## Aim
Images appear in the records below; leave them out and repeat everything else exactly.

## Exercise materials
# # # # # # #
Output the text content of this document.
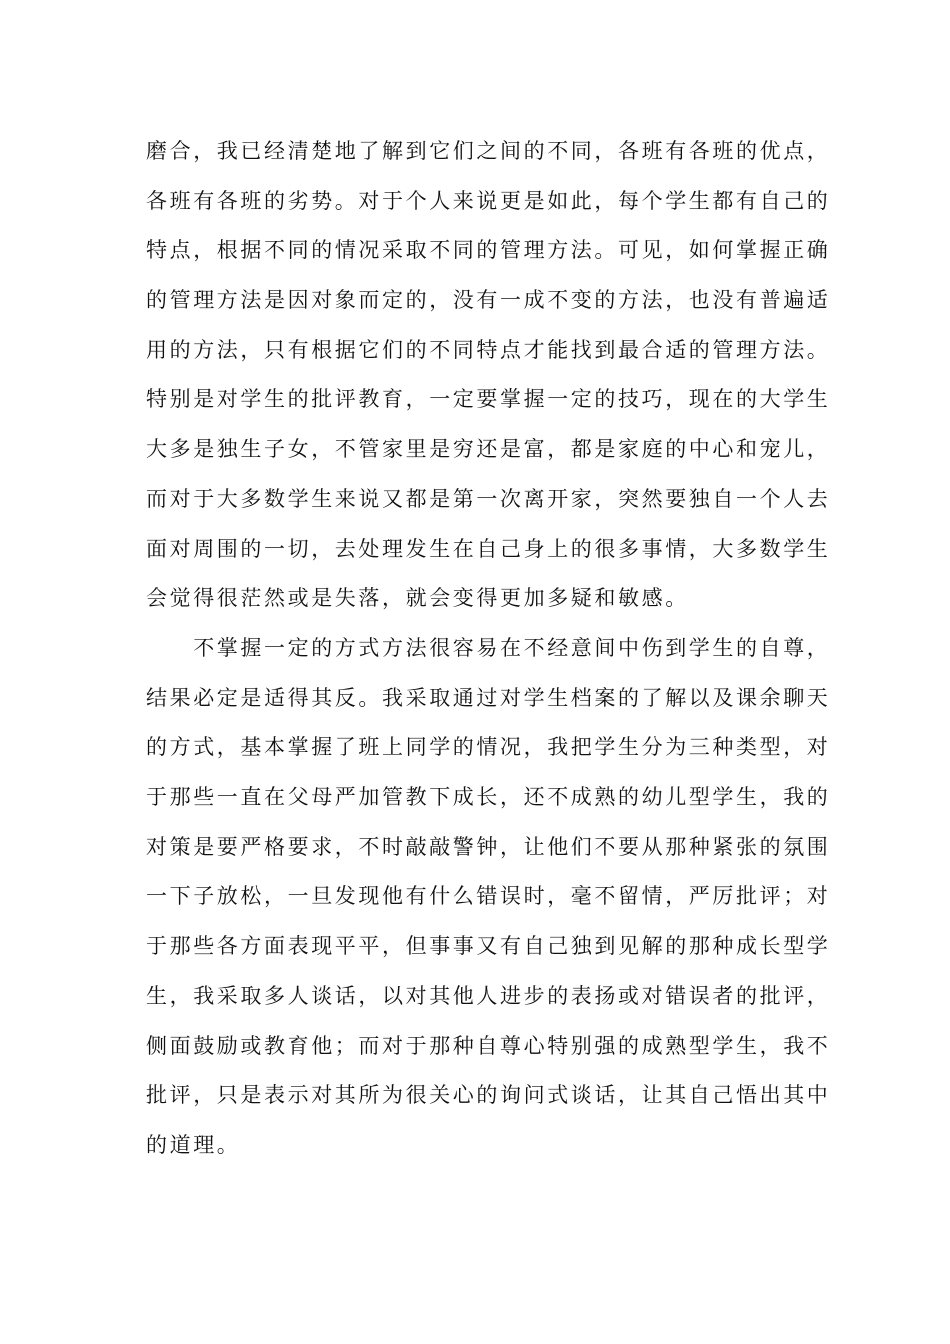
磨合，我已经清楚地了解到它们之间的不同，各班有各班的优点，
各班有各班的劣势。对于个人来说更是如此，每个学生都有自己的
特点，根据不同的情况采取不同的管理方法。可见，如何掌握正确
的管理方法是因对象而定的，没有一成不变的方法，也没有普遍适
用的方法，只有根据它们的不同特点才能找到最合适的管理方法。
特别是对学生的批评教育，一定要掌握一定的技巧，现在的大学生
大多是独生子女，不管家里是穷还是富，都是家庭的中心和宠儿，
而对于大多数学生来说又都是第一次离开家，突然要独自一个人去
面对周围的一切，去处理发生在自己身上的很多事情，大多数学生
会觉得很茫然或是失落，就会变得更加多疑和敏感。
　　不掌握一定的方式方法很容易在不经意间中伤到学生的自尊，
结果必定是适得其反。我采取通过对学生档案的了解以及课余聊天
的方式，基本掌握了班上同学的情况，我把学生分为三种类型，对
于那些一直在父母严加管教下成长，还不成熟的幼儿型学生，我的
对策是要严格要求，不时敲敲警钟，让他们不要从那种紧张的氛围
一下子放松，一旦发现他有什么错误时，毫不留情，严厉批评；对
于那些各方面表现平平，但事事又有自己独到见解的那种成长型学
生，我采取多人谈话，以对其他人进步的表扬或对错误者的批评，
侧面鼓励或教育他；而对于那种自尊心特别强的成熟型学生，我不
批评，只是表示对其所为很关心的询问式谈话，让其自己悟出其中
的道理。
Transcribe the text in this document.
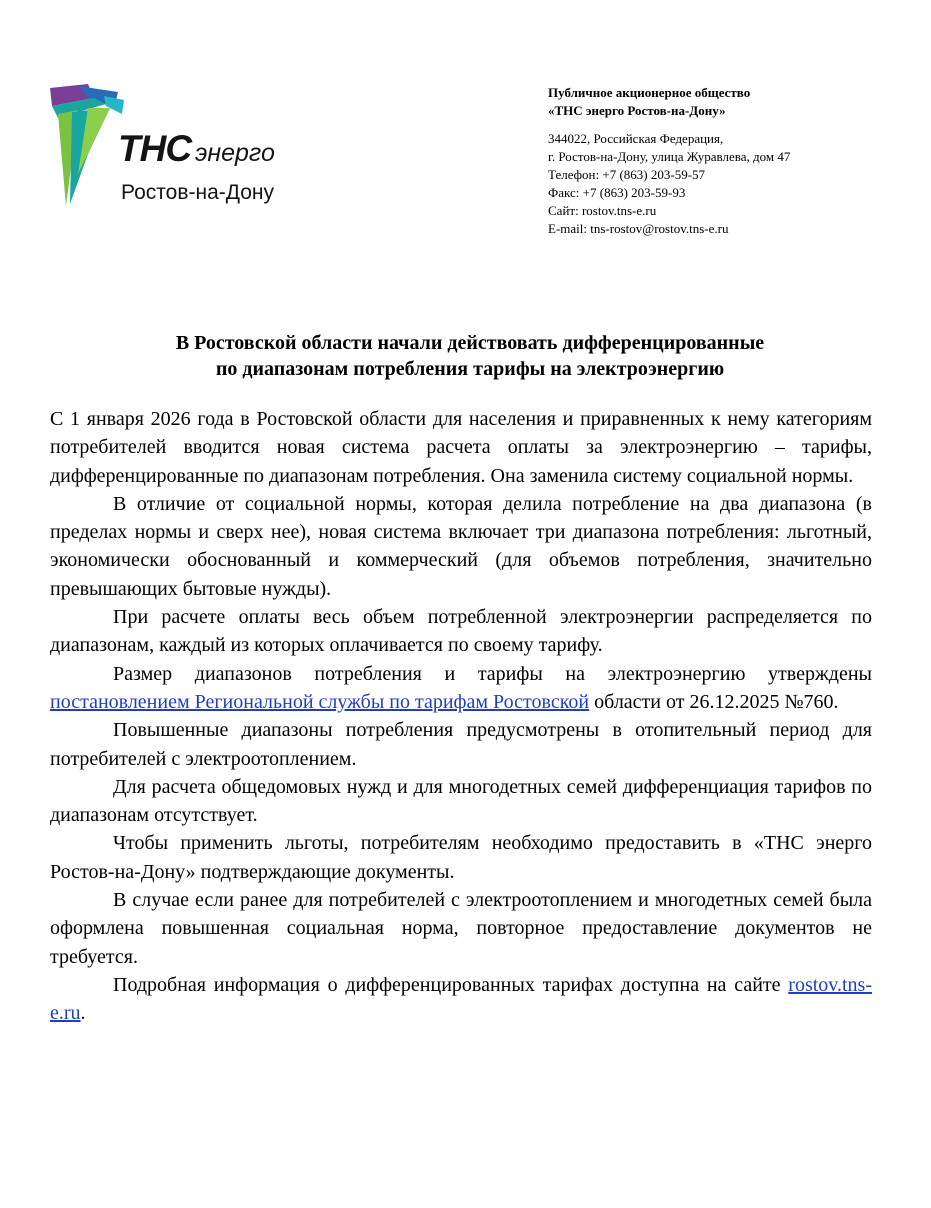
ТНС энерго
Ростов-на-Дону
Публичное акционерное общество
«ТНС энерго Ростов-на-Дону»
344022, Российская Федерация,
г. Ростов-на-Дону, улица Журавлева, дом 47
Телефон: +7 (863) 203-59-57
Факс: +7 (863) 203-59-93
Сайт: rostov.tns-e.ru
E-mail: tns-rostov@rostov.tns-e.ru
В Ростовской области начали действовать дифференцированные
по диапазонам потребления тарифы на электроэнергию

С 1 января 2026 года в Ростовской области для населения и приравненных к нему категориям потребителей вводится новая система расчета оплаты за электроэнергию – тарифы, дифференцированные по диапазонам потребления. Она заменила систему социальной нормы.

В отличие от социальной нормы, которая делила потребление на два диапазона (в пределах нормы и сверх нее), новая система включает три диапазона потребления: льготный, экономически обоснованный и коммерческий (для объемов потребления, значительно превышающих бытовые нужды).

При расчете оплаты весь объем потребленной электроэнергии распределяется по диапазонам, каждый из которых оплачивается по своему тарифу.

Размер диапазонов потребления и тарифы на электроэнергию утверждены постановлением Региональной службы по тарифам Ростовской области от 26.12.2025 №760.

Повышенные диапазоны потребления предусмотрены в отопительный период для потребителей с электроотоплением.

Для расчета общедомовых нужд и для многодетных семей дифференциация тарифов по диапазонам отсутствует.

Чтобы применить льготы, потребителям необходимо предоставить в «ТНС энерго Ростов-на-Дону» подтверждающие документы.

В случае если ранее для потребителей с электроотоплением и многодетных семей была оформлена повышенная социальная норма, повторное предоставление документов не требуется.

Подробная информация о дифференцированных тарифах доступна на сайте rostov.tns-e.ru.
# # # # # # #
## Correct response
Output the text content of this document.
磨合，我已经清楚地了解到它们之间的不同，各班有各班的优点，
各班有各班的劣势。对于个人来说更是如此，每个学生都有自己的
特点，根据不同的情况采取不同的管理方法。可见，如何掌握正确
的管理方法是因对象而定的，没有一成不变的方法，也没有普遍适
用的方法，只有根据它们的不同特点才能找到最合适的管理方法。
特别是对学生的批评教育，一定要掌握一定的技巧，现在的大学生
大多是独生子女，不管家里是穷还是富，都是家庭的中心和宠儿，
而对于大多数学生来说又都是第一次离开家，突然要独自一个人去
面对周围的一切，去处理发生在自己身上的很多事情，大多数学生
会觉得很茫然或是失落，就会变得更加多疑和敏感。
　　不掌握一定的方式方法很容易在不经意间中伤到学生的自尊，
结果必定是适得其反。我采取通过对学生档案的了解以及课余聊天
的方式，基本掌握了班上同学的情况，我把学生分为三种类型，对
于那些一直在父母严加管教下成长，还不成熟的幼儿型学生，我的
对策是要严格要求，不时敲敲警钟，让他们不要从那种紧张的氛围
一下子放松，一旦发现他有什么错误时，毫不留情，严厉批评；对
于那些各方面表现平平，但事事又有自己独到见解的那种成长型学
生，我采取多人谈话，以对其他人进步的表扬或对错误者的批评，
侧面鼓励或教育他；而对于那种自尊心特别强的成熟型学生，我不
批评，只是表示对其所为很关心的询问式谈话，让其自己悟出其中
的道理。
Transcribe the text in this document.
ТНС энерго
Ростов-на-Дону
Публичное акционерное общество
«ТНС энерго Ростов-на-Дону»
344022, Российская Федерация,
г. Ростов-на-Дону, улица Журавлева, дом 47
Телефон: +7 (863) 203-59-57
Факс: +7 (863) 203-59-93
Сайт: rostov.tns-e.ru
E-mail: tns-rostov@rostov.tns-e.ru
В Ростовской области начали действовать дифференцированные
по диапазонам потребления тарифы на электроэнергию

С 1 января 2026 года в Ростовской области для населения и приравненных к нему категориям потребителей вводится новая система расчета оплаты за электроэнергию – тарифы, дифференцированные по диапазонам потребления. Она заменила систему социальной нормы.

В отличие от социальной нормы, которая делила потребление на два диапазона (в пределах нормы и сверх нее), новая система включает три диапазона потребления: льготный, экономически обоснованный и коммерческий (для объемов потребления, значительно превышающих бытовые нужды).

При расчете оплаты весь объем потребленной электроэнергии распределяется по диапазонам, каждый из которых оплачивается по своему тарифу.

Размер диапазонов потребления и тарифы на электроэнергию утверждены постановлением Региональной службы по тарифам Ростовской области от 26.12.2025 №760.

Повышенные диапазоны потребления предусмотрены в отопительный период для потребителей с электроотоплением.

Для расчета общедомовых нужд и для многодетных семей дифференциация тарифов по диапазонам отсутствует.

Чтобы применить льготы, потребителям необходимо предоставить в «ТНС энерго Ростов-на-Дону» подтверждающие документы.

В случае если ранее для потребителей с электроотоплением и многодетных семей была оформлена повышенная социальная норма, повторное предоставление документов не требуется.

Подробная информация о дифференцированных тарифах доступна на сайте rostov.tns-e.ru.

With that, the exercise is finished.